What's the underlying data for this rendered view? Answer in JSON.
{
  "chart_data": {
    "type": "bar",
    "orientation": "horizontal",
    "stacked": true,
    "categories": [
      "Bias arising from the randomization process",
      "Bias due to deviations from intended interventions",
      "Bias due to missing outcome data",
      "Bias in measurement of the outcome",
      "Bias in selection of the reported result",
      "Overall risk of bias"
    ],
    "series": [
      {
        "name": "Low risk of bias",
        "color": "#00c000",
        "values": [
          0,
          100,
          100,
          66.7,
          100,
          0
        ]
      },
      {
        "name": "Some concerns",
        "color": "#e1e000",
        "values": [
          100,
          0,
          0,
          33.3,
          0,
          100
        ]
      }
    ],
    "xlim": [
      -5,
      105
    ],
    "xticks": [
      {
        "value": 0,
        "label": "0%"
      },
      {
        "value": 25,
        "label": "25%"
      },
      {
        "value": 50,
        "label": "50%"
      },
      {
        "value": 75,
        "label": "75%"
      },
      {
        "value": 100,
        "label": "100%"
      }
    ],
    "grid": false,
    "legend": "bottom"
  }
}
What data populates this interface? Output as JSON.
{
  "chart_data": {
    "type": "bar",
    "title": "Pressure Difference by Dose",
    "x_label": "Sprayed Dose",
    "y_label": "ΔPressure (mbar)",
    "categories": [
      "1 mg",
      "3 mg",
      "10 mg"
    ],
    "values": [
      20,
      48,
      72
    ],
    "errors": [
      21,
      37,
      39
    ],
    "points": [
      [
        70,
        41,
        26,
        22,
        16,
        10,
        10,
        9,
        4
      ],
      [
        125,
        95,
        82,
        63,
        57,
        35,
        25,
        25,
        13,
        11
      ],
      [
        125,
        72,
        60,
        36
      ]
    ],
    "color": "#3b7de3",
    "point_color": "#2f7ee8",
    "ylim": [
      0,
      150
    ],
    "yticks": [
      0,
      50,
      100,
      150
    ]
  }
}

++++++++

- [Exercise task]:
Using the listing above, gather each line that holds the string "JSON" and copy it.

- [Reply]:
What's the underlying data for this rendered view? Answer in JSON.
What data populates this interface? Output as JSON.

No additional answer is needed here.